Extracted data start

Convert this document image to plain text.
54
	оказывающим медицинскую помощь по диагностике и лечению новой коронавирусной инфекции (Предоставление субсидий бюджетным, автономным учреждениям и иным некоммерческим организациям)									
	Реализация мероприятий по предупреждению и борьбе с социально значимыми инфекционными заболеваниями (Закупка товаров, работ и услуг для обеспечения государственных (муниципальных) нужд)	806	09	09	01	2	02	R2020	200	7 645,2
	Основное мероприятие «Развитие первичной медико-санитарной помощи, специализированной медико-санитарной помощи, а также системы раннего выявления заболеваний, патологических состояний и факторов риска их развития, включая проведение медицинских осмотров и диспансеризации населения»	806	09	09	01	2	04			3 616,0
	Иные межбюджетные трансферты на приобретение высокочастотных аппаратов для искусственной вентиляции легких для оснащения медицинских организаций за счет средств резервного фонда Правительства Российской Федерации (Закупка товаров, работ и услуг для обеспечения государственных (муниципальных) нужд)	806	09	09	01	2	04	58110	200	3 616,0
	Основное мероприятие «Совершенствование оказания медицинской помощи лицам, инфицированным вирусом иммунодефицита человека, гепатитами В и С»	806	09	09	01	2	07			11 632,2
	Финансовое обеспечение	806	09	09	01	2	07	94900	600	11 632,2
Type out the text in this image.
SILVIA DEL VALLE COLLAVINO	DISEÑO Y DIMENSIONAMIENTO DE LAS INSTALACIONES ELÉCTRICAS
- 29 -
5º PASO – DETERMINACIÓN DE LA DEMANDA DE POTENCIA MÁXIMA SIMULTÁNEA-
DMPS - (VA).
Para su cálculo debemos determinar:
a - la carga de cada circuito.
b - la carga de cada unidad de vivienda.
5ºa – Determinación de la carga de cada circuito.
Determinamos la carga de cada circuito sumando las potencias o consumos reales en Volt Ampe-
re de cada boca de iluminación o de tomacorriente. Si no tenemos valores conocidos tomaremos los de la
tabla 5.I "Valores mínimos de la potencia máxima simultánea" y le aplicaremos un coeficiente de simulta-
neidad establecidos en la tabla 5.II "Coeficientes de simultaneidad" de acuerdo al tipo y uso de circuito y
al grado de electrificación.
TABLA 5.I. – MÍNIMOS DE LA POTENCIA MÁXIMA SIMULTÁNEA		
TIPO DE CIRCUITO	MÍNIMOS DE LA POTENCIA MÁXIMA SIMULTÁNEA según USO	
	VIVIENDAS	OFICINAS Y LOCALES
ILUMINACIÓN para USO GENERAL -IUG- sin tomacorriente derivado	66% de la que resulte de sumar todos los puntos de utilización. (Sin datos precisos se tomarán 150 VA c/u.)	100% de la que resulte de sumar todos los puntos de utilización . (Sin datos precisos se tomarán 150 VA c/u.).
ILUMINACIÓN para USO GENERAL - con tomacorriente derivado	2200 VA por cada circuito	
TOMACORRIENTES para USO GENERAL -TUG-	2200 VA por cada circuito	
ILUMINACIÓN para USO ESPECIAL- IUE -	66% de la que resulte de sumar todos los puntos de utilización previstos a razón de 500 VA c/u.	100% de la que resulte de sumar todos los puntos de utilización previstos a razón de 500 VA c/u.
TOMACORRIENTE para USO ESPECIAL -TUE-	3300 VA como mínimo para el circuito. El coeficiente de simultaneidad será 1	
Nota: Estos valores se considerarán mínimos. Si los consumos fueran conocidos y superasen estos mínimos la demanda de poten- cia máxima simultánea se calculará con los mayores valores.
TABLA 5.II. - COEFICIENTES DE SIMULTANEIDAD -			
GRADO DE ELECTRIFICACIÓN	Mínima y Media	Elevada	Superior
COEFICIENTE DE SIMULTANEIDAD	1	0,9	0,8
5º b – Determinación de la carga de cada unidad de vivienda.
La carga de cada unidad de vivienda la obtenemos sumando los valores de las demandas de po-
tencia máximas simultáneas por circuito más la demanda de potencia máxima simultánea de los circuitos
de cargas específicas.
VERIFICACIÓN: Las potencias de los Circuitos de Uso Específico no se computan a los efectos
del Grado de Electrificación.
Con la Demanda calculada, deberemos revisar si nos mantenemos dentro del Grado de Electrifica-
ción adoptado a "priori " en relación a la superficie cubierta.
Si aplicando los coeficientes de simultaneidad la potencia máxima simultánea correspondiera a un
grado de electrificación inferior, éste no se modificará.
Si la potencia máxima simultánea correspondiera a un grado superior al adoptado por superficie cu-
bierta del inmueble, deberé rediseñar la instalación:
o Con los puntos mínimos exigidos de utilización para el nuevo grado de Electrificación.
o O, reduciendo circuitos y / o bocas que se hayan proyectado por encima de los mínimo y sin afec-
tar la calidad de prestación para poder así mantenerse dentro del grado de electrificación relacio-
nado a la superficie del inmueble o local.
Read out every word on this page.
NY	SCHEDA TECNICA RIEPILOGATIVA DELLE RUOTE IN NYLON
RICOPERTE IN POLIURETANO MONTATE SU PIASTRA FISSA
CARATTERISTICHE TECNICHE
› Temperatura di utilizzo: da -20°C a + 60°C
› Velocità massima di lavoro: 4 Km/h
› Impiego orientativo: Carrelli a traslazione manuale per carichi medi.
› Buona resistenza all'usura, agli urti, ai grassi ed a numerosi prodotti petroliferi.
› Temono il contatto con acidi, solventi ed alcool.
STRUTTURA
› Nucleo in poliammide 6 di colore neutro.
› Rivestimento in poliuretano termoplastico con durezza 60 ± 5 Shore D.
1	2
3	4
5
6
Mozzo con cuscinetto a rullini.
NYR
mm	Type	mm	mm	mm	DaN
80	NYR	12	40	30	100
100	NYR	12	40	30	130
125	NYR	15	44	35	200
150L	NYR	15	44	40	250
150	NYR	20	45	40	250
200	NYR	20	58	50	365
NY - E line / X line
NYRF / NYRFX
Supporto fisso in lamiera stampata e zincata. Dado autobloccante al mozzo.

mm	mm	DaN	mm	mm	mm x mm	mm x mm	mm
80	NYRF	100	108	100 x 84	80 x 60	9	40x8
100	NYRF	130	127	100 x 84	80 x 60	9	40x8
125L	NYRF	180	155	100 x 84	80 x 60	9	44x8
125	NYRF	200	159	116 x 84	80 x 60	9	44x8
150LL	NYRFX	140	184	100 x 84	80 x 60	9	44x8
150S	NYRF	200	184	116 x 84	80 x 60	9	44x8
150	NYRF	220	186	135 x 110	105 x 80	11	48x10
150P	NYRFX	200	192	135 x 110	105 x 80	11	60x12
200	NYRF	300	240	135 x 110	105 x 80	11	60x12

Extracted data end

▶ **What you need to do**:
Nothing in the listing may be changed; retype it all exactly.

▶ **Solution**:
Convert this document image to plain text.
54
	оказывающим медицинскую помощь по диагностике и лечению новой коронавирусной инфекции (Предоставление субсидий бюджетным, автономным учреждениям и иным некоммерческим организациям)									
	Реализация мероприятий по предупреждению и борьбе с социально значимыми инфекционными заболеваниями (Закупка товаров, работ и услуг для обеспечения государственных (муниципальных) нужд)	806	09	09	01	2	02	R2020	200	7 645,2
	Основное мероприятие «Развитие первичной медико-санитарной помощи, специализированной медико-санитарной помощи, а также системы раннего выявления заболеваний, патологических состояний и факторов риска их развития, включая проведение медицинских осмотров и диспансеризации населения»	806	09	09	01	2	04			3 616,0
	Иные межбюджетные трансферты на приобретение высокочастотных аппаратов для искусственной вентиляции легких для оснащения медицинских организаций за счет средств резервного фонда Правительства Российской Федерации (Закупка товаров, работ и услуг для обеспечения государственных (муниципальных) нужд)	806	09	09	01	2	04	58110	200	3 616,0
	Основное мероприятие «Совершенствование оказания медицинской помощи лицам, инфицированным вирусом иммунодефицита человека, гепатитами В и С»	806	09	09	01	2	07			11 632,2
	Финансовое обеспечение	806	09	09	01	2	07	94900	600	11 632,2
Type out the text in this image.
SILVIA DEL VALLE COLLAVINO	DISEÑO Y DIMENSIONAMIENTO DE LAS INSTALACIONES ELÉCTRICAS
- 29 -
5º PASO – DETERMINACIÓN DE LA DEMANDA DE POTENCIA MÁXIMA SIMULTÁNEA-
DMPS - (VA).
Para su cálculo debemos determinar:
a - la carga de cada circuito.
b - la carga de cada unidad de vivienda.
5ºa – Determinación de la carga de cada circuito.
Determinamos la carga de cada circuito sumando las potencias o consumos reales en Volt Ampe-
re de cada boca de iluminación o de tomacorriente. Si no tenemos valores conocidos tomaremos los de la
tabla 5.I "Valores mínimos de la potencia máxima simultánea" y le aplicaremos un coeficiente de simulta-
neidad establecidos en la tabla 5.II "Coeficientes de simultaneidad" de acuerdo al tipo y uso de circuito y
al grado de electrificación.
TABLA 5.I. – MÍNIMOS DE LA POTENCIA MÁXIMA SIMULTÁNEA		
TIPO DE CIRCUITO	MÍNIMOS DE LA POTENCIA MÁXIMA SIMULTÁNEA según USO	
	VIVIENDAS	OFICINAS Y LOCALES
ILUMINACIÓN para USO GENERAL -IUG- sin tomacorriente derivado	66% de la que resulte de sumar todos los puntos de utilización. (Sin datos precisos se tomarán 150 VA c/u.)	100% de la que resulte de sumar todos los puntos de utilización . (Sin datos precisos se tomarán 150 VA c/u.).
ILUMINACIÓN para USO GENERAL - con tomacorriente derivado	2200 VA por cada circuito	
TOMACORRIENTES para USO GENERAL -TUG-	2200 VA por cada circuito	
ILUMINACIÓN para USO ESPECIAL- IUE -	66% de la que resulte de sumar todos los puntos de utilización previstos a razón de 500 VA c/u.	100% de la que resulte de sumar todos los puntos de utilización previstos a razón de 500 VA c/u.
TOMACORRIENTE para USO ESPECIAL -TUE-	3300 VA como mínimo para el circuito. El coeficiente de simultaneidad será 1	
Nota: Estos valores se considerarán mínimos. Si los consumos fueran conocidos y superasen estos mínimos la demanda de poten- cia máxima simultánea se calculará con los mayores valores.
TABLA 5.II. - COEFICIENTES DE SIMULTANEIDAD -			
GRADO DE ELECTRIFICACIÓN	Mínima y Media	Elevada	Superior
COEFICIENTE DE SIMULTANEIDAD	1	0,9	0,8
5º b – Determinación de la carga de cada unidad de vivienda.
La carga de cada unidad de vivienda la obtenemos sumando los valores de las demandas de po-
tencia máximas simultáneas por circuito más la demanda de potencia máxima simultánea de los circuitos
de cargas específicas.
VERIFICACIÓN: Las potencias de los Circuitos de Uso Específico no se computan a los efectos
del Grado de Electrificación.
Con la Demanda calculada, deberemos revisar si nos mantenemos dentro del Grado de Electrifica-
ción adoptado a "priori " en relación a la superficie cubierta.
Si aplicando los coeficientes de simultaneidad la potencia máxima simultánea correspondiera a un
grado de electrificación inferior, éste no se modificará.
Si la potencia máxima simultánea correspondiera a un grado superior al adoptado por superficie cu-
bierta del inmueble, deberé rediseñar la instalación:
o Con los puntos mínimos exigidos de utilización para el nuevo grado de Electrificación.
o O, reduciendo circuitos y / o bocas que se hayan proyectado por encima de los mínimo y sin afec-
tar la calidad de prestación para poder así mantenerse dentro del grado de electrificación relacio-
nado a la superficie del inmueble o local.
Read out every word on this page.
NY	SCHEDA TECNICA RIEPILOGATIVA DELLE RUOTE IN NYLON
RICOPERTE IN POLIURETANO MONTATE SU PIASTRA FISSA
CARATTERISTICHE TECNICHE
› Temperatura di utilizzo: da -20°C a + 60°C
› Velocità massima di lavoro: 4 Km/h
› Impiego orientativo: Carrelli a traslazione manuale per carichi medi.
› Buona resistenza all'usura, agli urti, ai grassi ed a numerosi prodotti petroliferi.
› Temono il contatto con acidi, solventi ed alcool.
STRUTTURA
› Nucleo in poliammide 6 di colore neutro.
› Rivestimento in poliuretano termoplastico con durezza 60 ± 5 Shore D.
1	2
3	4
5
6
Mozzo con cuscinetto a rullini.
NYR
mm	Type	mm	mm	mm	DaN
80	NYR	12	40	30	100
100	NYR	12	40	30	130
125	NYR	15	44	35	200
150L	NYR	15	44	40	250
150	NYR	20	45	40	250
200	NYR	20	58	50	365
NY - E line / X line
NYRF / NYRFX
Supporto fisso in lamiera stampata e zincata. Dado autobloccante al mozzo.

mm	mm	DaN	mm	mm	mm x mm	mm x mm	mm
80	NYRF	100	108	100 x 84	80 x 60	9	40x8
100	NYRF	130	127	100 x 84	80 x 60	9	40x8
125L	NYRF	180	155	100 x 84	80 x 60	9	44x8
125	NYRF	200	159	116 x 84	80 x 60	9	44x8
150LL	NYRFX	140	184	100 x 84	80 x 60	9	44x8
150S	NYRF	200	184	116 x 84	80 x 60	9	44x8
150	NYRF	220	186	135 x 110	105 x 80	11	48x10
150P	NYRFX	200	192	135 x 110	105 x 80	11	60x12
200	NYRF	300	240	135 x 110	105 x 80	11	60x12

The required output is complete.